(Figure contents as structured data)
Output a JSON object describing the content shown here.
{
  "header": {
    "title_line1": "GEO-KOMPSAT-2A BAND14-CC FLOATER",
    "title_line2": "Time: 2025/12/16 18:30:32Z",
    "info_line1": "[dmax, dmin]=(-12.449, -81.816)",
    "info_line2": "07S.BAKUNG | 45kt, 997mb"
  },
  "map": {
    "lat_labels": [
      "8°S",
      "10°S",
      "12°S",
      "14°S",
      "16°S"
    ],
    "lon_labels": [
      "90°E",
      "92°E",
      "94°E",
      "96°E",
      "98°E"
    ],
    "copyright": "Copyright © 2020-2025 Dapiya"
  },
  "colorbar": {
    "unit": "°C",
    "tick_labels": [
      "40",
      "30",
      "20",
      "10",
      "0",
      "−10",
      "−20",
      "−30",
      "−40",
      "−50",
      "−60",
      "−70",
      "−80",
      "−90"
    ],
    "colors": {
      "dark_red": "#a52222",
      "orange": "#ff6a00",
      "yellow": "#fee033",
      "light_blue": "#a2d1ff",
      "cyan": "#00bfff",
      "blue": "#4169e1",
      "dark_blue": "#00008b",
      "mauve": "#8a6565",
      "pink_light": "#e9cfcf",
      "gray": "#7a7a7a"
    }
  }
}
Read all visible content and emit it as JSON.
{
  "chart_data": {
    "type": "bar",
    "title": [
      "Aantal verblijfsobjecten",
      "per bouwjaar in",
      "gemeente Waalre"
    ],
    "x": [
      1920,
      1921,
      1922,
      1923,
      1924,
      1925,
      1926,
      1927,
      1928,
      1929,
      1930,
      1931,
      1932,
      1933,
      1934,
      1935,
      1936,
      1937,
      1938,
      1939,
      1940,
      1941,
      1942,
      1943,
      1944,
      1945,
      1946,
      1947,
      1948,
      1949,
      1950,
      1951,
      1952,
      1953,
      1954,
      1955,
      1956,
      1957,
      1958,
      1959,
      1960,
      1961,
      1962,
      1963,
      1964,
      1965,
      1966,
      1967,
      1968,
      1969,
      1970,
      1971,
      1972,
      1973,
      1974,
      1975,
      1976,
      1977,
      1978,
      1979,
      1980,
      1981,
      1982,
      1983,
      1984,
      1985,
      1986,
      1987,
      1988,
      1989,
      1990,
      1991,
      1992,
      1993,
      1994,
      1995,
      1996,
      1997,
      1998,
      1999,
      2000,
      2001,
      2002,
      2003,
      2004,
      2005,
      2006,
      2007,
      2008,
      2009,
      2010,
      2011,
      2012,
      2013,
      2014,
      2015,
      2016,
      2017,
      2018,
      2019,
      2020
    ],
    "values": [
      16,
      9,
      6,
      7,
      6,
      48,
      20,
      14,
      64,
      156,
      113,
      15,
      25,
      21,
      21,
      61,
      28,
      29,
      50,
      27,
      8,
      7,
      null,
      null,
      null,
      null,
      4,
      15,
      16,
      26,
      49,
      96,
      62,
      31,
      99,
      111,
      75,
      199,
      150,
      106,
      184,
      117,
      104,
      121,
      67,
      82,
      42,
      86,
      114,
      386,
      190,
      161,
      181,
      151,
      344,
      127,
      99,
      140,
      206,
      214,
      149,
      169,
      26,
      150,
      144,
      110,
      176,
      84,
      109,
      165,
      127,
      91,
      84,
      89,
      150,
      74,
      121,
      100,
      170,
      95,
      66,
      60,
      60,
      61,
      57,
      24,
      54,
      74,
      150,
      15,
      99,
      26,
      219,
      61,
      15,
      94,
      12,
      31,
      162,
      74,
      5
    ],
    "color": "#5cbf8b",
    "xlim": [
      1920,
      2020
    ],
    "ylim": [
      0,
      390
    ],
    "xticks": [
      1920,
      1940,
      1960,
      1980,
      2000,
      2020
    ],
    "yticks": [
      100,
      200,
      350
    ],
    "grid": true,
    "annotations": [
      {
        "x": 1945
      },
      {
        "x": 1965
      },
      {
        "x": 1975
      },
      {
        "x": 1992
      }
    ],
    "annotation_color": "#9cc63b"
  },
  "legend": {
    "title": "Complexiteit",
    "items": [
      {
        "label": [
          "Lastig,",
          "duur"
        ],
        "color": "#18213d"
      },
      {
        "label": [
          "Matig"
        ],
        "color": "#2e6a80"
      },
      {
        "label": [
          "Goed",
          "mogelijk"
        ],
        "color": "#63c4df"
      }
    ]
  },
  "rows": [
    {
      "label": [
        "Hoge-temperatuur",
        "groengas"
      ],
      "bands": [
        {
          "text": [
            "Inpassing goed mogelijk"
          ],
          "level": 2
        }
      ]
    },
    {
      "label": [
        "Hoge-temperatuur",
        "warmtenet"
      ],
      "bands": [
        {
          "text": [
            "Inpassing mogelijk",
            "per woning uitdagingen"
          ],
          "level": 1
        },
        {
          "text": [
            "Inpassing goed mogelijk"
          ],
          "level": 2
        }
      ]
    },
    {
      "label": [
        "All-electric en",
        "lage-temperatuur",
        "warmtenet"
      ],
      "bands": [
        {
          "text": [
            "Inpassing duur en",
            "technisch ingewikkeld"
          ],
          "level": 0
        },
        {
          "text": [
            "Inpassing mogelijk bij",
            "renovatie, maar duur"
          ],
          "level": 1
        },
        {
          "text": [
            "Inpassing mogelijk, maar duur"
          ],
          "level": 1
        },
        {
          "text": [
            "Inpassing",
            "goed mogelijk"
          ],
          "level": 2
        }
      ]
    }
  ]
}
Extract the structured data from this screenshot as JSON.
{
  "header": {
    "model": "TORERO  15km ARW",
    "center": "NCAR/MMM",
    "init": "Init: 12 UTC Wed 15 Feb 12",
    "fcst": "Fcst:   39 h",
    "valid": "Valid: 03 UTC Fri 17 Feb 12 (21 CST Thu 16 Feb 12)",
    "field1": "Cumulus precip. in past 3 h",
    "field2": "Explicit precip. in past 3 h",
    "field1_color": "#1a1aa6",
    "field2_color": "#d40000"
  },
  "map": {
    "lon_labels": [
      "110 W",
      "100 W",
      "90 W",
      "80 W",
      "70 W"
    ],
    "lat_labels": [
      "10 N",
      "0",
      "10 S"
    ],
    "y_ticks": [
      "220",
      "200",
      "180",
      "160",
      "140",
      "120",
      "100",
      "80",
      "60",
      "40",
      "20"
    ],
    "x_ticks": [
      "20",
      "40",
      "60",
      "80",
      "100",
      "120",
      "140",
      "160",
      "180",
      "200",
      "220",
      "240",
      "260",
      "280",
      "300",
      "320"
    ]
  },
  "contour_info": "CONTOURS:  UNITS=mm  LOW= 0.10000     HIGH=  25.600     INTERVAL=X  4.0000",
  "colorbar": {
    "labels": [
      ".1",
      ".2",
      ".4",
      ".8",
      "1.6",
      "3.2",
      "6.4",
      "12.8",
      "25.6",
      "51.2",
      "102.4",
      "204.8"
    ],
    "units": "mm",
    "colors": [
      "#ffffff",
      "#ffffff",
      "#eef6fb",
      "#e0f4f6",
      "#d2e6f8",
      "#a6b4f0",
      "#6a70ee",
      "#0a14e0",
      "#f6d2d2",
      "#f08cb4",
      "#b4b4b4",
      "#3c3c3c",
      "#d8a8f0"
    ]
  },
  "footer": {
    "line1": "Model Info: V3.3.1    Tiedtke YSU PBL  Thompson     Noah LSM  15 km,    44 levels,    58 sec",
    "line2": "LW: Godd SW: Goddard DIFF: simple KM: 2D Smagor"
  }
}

## The task
Using the records above, copy every line that has the word "mogelijk" in it.

## Response
          "mogelijk"
            "Inpassing goed mogelijk"
            "Inpassing mogelijk",
            "Inpassing goed mogelijk"
            "Inpassing mogelijk bij",
            "Inpassing mogelijk, maar duur"
            "goed mogelijk"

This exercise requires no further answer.